Goal:
Copy out all lines of the records in which the word "screenshot" appears.

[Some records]
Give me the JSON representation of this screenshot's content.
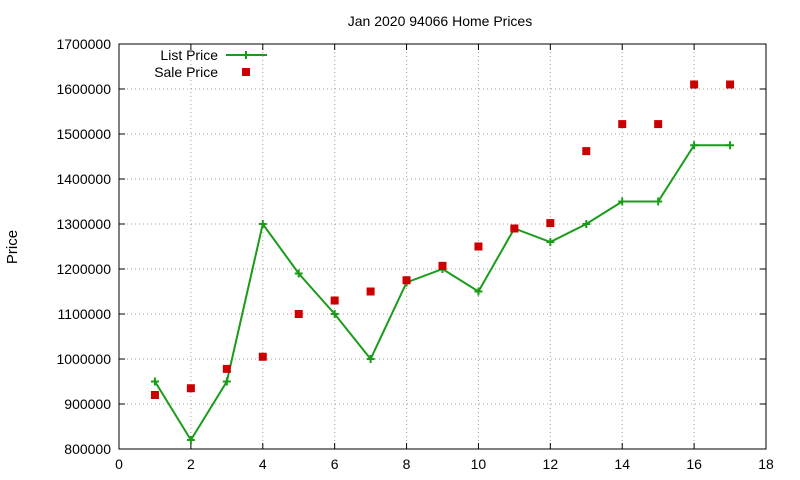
{
  "chart_data": {
    "type": "line",
    "title": "Jan 2020 94066 Home Prices",
    "xlabel": "",
    "ylabel": "Price",
    "xlim": [
      0,
      18
    ],
    "ylim": [
      800000,
      1700000
    ],
    "x_ticks": [
      "0",
      "2",
      "4",
      "6",
      "8",
      "10",
      "12",
      "14",
      "16",
      "18"
    ],
    "y_ticks": [
      "800000",
      "900000",
      "1000000",
      "1100000",
      "1200000",
      "1300000",
      "1400000",
      "1500000",
      "1600000",
      "1700000"
    ],
    "grid": true,
    "legend_position": "top-left",
    "series": [
      {
        "name": "List Price",
        "style": "linespoints",
        "marker": "plus",
        "color": "#1a9c1a",
        "x": [
          1,
          2,
          3,
          4,
          5,
          6,
          7,
          8,
          9,
          10,
          11,
          12,
          13,
          14,
          15,
          16,
          17
        ],
        "y": [
          950000,
          820000,
          950000,
          1300000,
          1190000,
          1100000,
          1000000,
          1170000,
          1200000,
          1150000,
          1290000,
          1260000,
          1300000,
          1350000,
          1350000,
          1475000,
          1475000
        ]
      },
      {
        "name": "Sale Price",
        "style": "points",
        "marker": "square",
        "color": "#cc0000",
        "x": [
          1,
          2,
          3,
          4,
          5,
          6,
          7,
          8,
          9,
          10,
          11,
          12,
          13,
          14,
          15,
          16,
          17
        ],
        "y": [
          920000,
          935000,
          978000,
          1005000,
          1100000,
          1130000,
          1150000,
          1175000,
          1207000,
          1250000,
          1290000,
          1302000,
          1462000,
          1522000,
          1522000,
          1610000,
          1610000
        ]
      }
    ]
  }
}
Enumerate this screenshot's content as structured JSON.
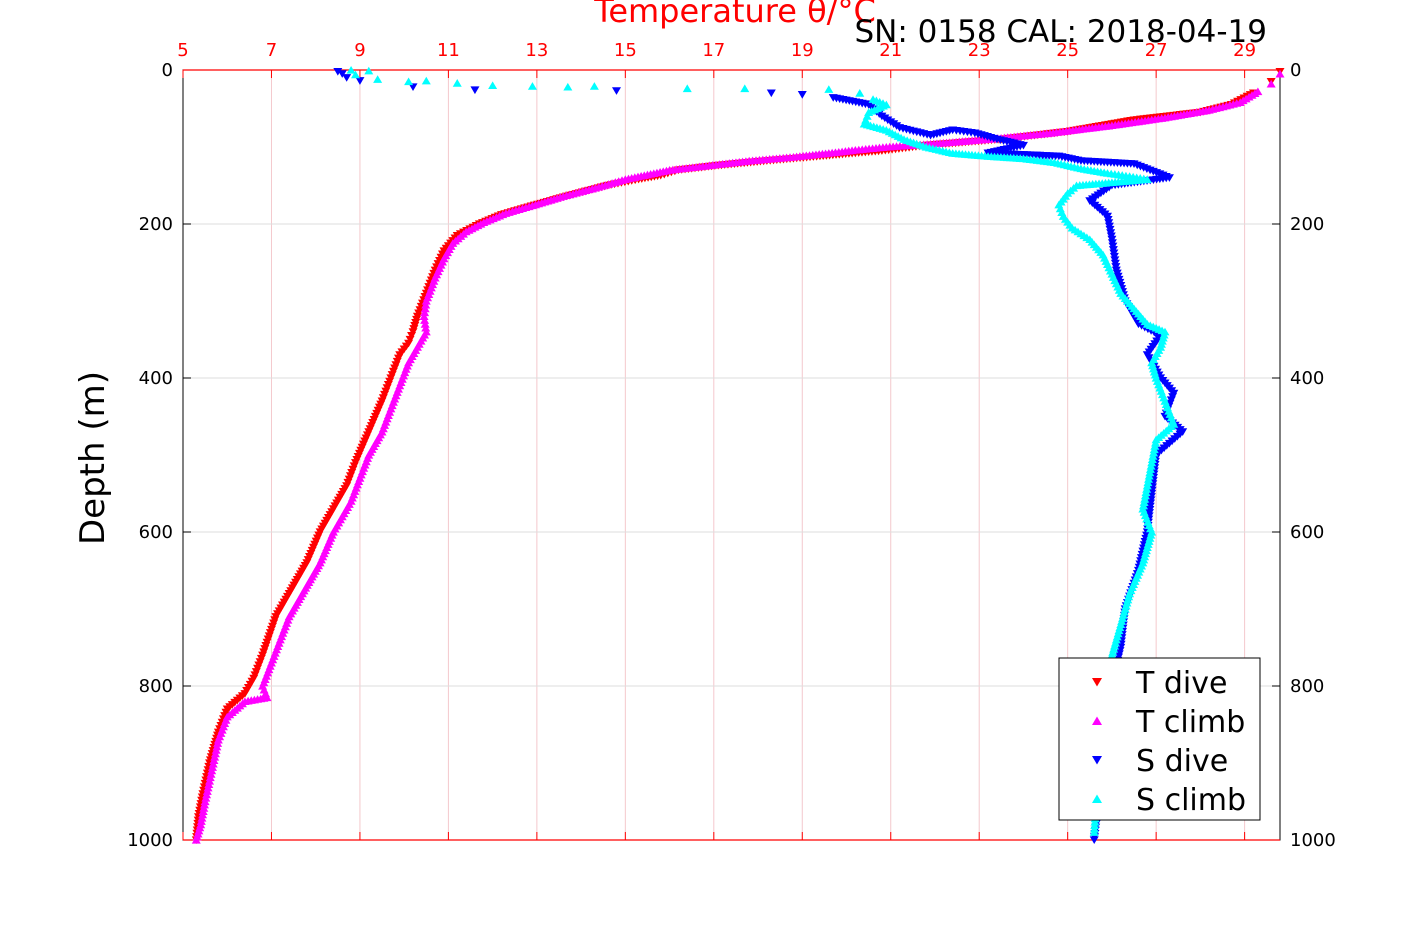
{
  "chart_data": {
    "type": "scatter",
    "title": "Temperature θ/°C",
    "subtitle": "SN: 0158  CAL: 2018-04-19",
    "ylabel": "Depth (m)",
    "xlim": [
      5,
      29.8
    ],
    "ylim": [
      0,
      1000
    ],
    "y_reversed": true,
    "x_ticks": [
      5,
      7,
      9,
      11,
      13,
      15,
      17,
      19,
      21,
      23,
      25,
      27,
      29
    ],
    "y_ticks": [
      0,
      200,
      400,
      600,
      800,
      1000
    ],
    "grid": true,
    "legend_position": "bottom-right",
    "series": [
      {
        "name": "T dive",
        "color": "#ff0000",
        "marker": "triangle-down",
        "points": [
          [
            29.8,
            2
          ],
          [
            29.6,
            15
          ],
          [
            29.2,
            30
          ],
          [
            28.7,
            45
          ],
          [
            28.0,
            55
          ],
          [
            26.5,
            65
          ],
          [
            25.0,
            80
          ],
          [
            23.5,
            90
          ],
          [
            21.8,
            98
          ],
          [
            20.8,
            105
          ],
          [
            20.2,
            108
          ],
          [
            19.4,
            112
          ],
          [
            18.2,
            118
          ],
          [
            17.1,
            124
          ],
          [
            16.2,
            130
          ],
          [
            15.8,
            137
          ],
          [
            15.3,
            142
          ],
          [
            14.6,
            150
          ],
          [
            13.6,
            165
          ],
          [
            12.8,
            178
          ],
          [
            12.2,
            188
          ],
          [
            11.7,
            200
          ],
          [
            11.2,
            215
          ],
          [
            10.9,
            235
          ],
          [
            10.7,
            260
          ],
          [
            10.5,
            290
          ],
          [
            10.3,
            320
          ],
          [
            10.2,
            340
          ],
          [
            10.1,
            355
          ],
          [
            9.9,
            370
          ],
          [
            9.7,
            400
          ],
          [
            9.5,
            430
          ],
          [
            9.2,
            470
          ],
          [
            8.9,
            510
          ],
          [
            8.7,
            540
          ],
          [
            8.4,
            570
          ],
          [
            8.1,
            600
          ],
          [
            7.8,
            640
          ],
          [
            7.4,
            680
          ],
          [
            7.1,
            710
          ],
          [
            6.8,
            760
          ],
          [
            6.6,
            790
          ],
          [
            6.4,
            810
          ],
          [
            6.0,
            830
          ],
          [
            5.8,
            860
          ],
          [
            5.6,
            900
          ],
          [
            5.45,
            940
          ],
          [
            5.35,
            970
          ],
          [
            5.3,
            1000
          ]
        ]
      },
      {
        "name": "T climb",
        "color": "#ff00ff",
        "marker": "triangle-up",
        "points": [
          [
            29.8,
            5
          ],
          [
            29.6,
            18
          ],
          [
            29.3,
            28
          ],
          [
            28.9,
            42
          ],
          [
            28.2,
            52
          ],
          [
            27.2,
            62
          ],
          [
            26.0,
            72
          ],
          [
            24.6,
            82
          ],
          [
            23.2,
            90
          ],
          [
            21.9,
            96
          ],
          [
            20.9,
            100
          ],
          [
            20.2,
            104
          ],
          [
            19.6,
            108
          ],
          [
            18.8,
            113
          ],
          [
            17.8,
            118
          ],
          [
            16.9,
            124
          ],
          [
            16.0,
            130
          ],
          [
            15.5,
            136
          ],
          [
            15.0,
            142
          ],
          [
            14.4,
            152
          ],
          [
            13.6,
            164
          ],
          [
            12.9,
            176
          ],
          [
            12.3,
            186
          ],
          [
            11.8,
            198
          ],
          [
            11.4,
            210
          ],
          [
            11.1,
            225
          ],
          [
            10.9,
            245
          ],
          [
            10.7,
            270
          ],
          [
            10.5,
            300
          ],
          [
            10.45,
            320
          ],
          [
            10.5,
            340
          ],
          [
            10.3,
            360
          ],
          [
            10.1,
            380
          ],
          [
            9.9,
            410
          ],
          [
            9.7,
            440
          ],
          [
            9.5,
            470
          ],
          [
            9.2,
            500
          ],
          [
            9.0,
            530
          ],
          [
            8.8,
            560
          ],
          [
            8.6,
            580
          ],
          [
            8.4,
            600
          ],
          [
            8.1,
            640
          ],
          [
            7.7,
            680
          ],
          [
            7.4,
            710
          ],
          [
            7.2,
            740
          ],
          [
            7.0,
            770
          ],
          [
            6.8,
            800
          ],
          [
            6.9,
            815
          ],
          [
            6.4,
            820
          ],
          [
            6.0,
            840
          ],
          [
            5.8,
            870
          ],
          [
            5.65,
            910
          ],
          [
            5.5,
            950
          ],
          [
            5.4,
            980
          ],
          [
            5.3,
            1000
          ]
        ]
      },
      {
        "name": "S dive",
        "color": "#0000ff",
        "marker": "triangle-down",
        "points": [
          [
            8.5,
            2
          ],
          [
            8.6,
            5
          ],
          [
            8.7,
            10
          ],
          [
            9.0,
            14
          ],
          [
            10.2,
            22
          ],
          [
            11.6,
            26
          ],
          [
            14.8,
            27
          ],
          [
            18.3,
            30
          ],
          [
            19.0,
            32
          ],
          [
            19.7,
            36
          ],
          [
            20.5,
            45
          ],
          [
            20.8,
            60
          ],
          [
            21.2,
            75
          ],
          [
            21.9,
            85
          ],
          [
            22.4,
            78
          ],
          [
            22.9,
            82
          ],
          [
            23.4,
            90
          ],
          [
            24.0,
            98
          ],
          [
            23.2,
            108
          ],
          [
            24.8,
            112
          ],
          [
            25.3,
            118
          ],
          [
            25.9,
            120
          ],
          [
            26.5,
            122
          ],
          [
            27.3,
            140
          ],
          [
            26.0,
            150
          ],
          [
            25.5,
            170
          ],
          [
            25.9,
            190
          ],
          [
            26.0,
            220
          ],
          [
            26.1,
            260
          ],
          [
            26.3,
            300
          ],
          [
            26.6,
            330
          ],
          [
            27.1,
            345
          ],
          [
            26.8,
            370
          ],
          [
            27.1,
            400
          ],
          [
            27.4,
            420
          ],
          [
            27.2,
            450
          ],
          [
            27.6,
            470
          ],
          [
            27.0,
            500
          ],
          [
            26.9,
            550
          ],
          [
            26.8,
            600
          ],
          [
            26.6,
            650
          ],
          [
            26.3,
            700
          ],
          [
            26.2,
            750
          ],
          [
            26.0,
            800
          ],
          [
            25.9,
            850
          ],
          [
            25.8,
            900
          ],
          [
            25.7,
            950
          ],
          [
            25.6,
            1000
          ]
        ]
      },
      {
        "name": "S climb",
        "color": "#00ffff",
        "marker": "triangle-up",
        "points": [
          [
            8.8,
            0
          ],
          [
            9.2,
            1
          ],
          [
            8.9,
            6
          ],
          [
            9.4,
            12
          ],
          [
            10.1,
            15
          ],
          [
            10.5,
            14
          ],
          [
            11.2,
            17
          ],
          [
            12.0,
            20
          ],
          [
            12.9,
            21
          ],
          [
            13.7,
            22
          ],
          [
            14.3,
            21
          ],
          [
            16.4,
            24
          ],
          [
            17.7,
            24
          ],
          [
            19.6,
            25
          ],
          [
            20.3,
            30
          ],
          [
            20.6,
            38
          ],
          [
            20.9,
            45
          ],
          [
            20.5,
            55
          ],
          [
            20.4,
            70
          ],
          [
            20.9,
            78
          ],
          [
            21.3,
            90
          ],
          [
            21.8,
            100
          ],
          [
            22.4,
            108
          ],
          [
            23.2,
            112
          ],
          [
            24.0,
            115
          ],
          [
            24.7,
            120
          ],
          [
            25.3,
            128
          ],
          [
            25.9,
            134
          ],
          [
            26.4,
            138
          ],
          [
            26.8,
            142
          ],
          [
            25.2,
            150
          ],
          [
            25.0,
            160
          ],
          [
            24.8,
            175
          ],
          [
            24.9,
            190
          ],
          [
            25.1,
            205
          ],
          [
            25.5,
            220
          ],
          [
            25.8,
            240
          ],
          [
            26.0,
            265
          ],
          [
            26.2,
            290
          ],
          [
            26.5,
            310
          ],
          [
            26.8,
            330
          ],
          [
            27.2,
            340
          ],
          [
            27.1,
            360
          ],
          [
            26.9,
            380
          ],
          [
            27.0,
            400
          ],
          [
            27.2,
            430
          ],
          [
            27.4,
            460
          ],
          [
            27.0,
            480
          ],
          [
            26.9,
            510
          ],
          [
            26.8,
            540
          ],
          [
            26.7,
            570
          ],
          [
            26.9,
            600
          ],
          [
            26.7,
            640
          ],
          [
            26.4,
            680
          ],
          [
            26.2,
            720
          ],
          [
            26.0,
            760
          ],
          [
            25.9,
            800
          ],
          [
            25.8,
            850
          ],
          [
            25.7,
            900
          ],
          [
            25.65,
            950
          ],
          [
            25.6,
            990
          ]
        ]
      }
    ]
  }
}
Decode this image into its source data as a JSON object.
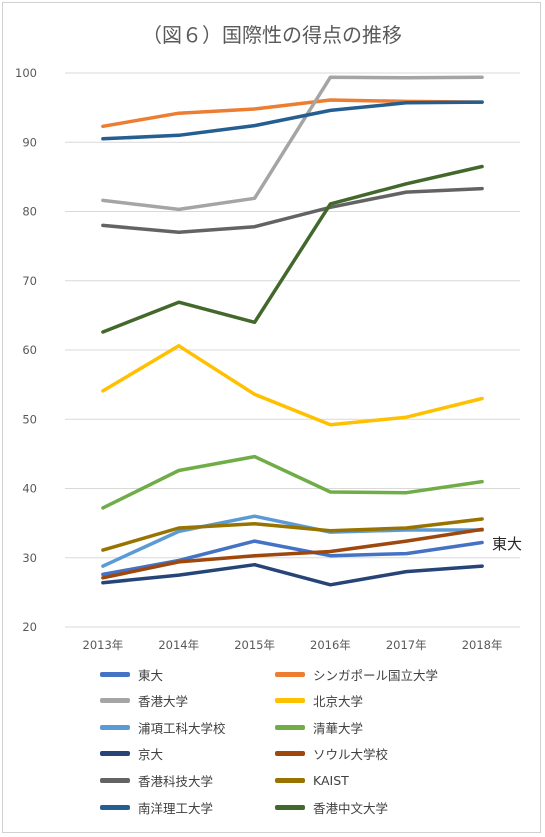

Exercise response:
Give me the JSON representation of this screenshot's content.
Enumerate this screenshot's content as structured JSON.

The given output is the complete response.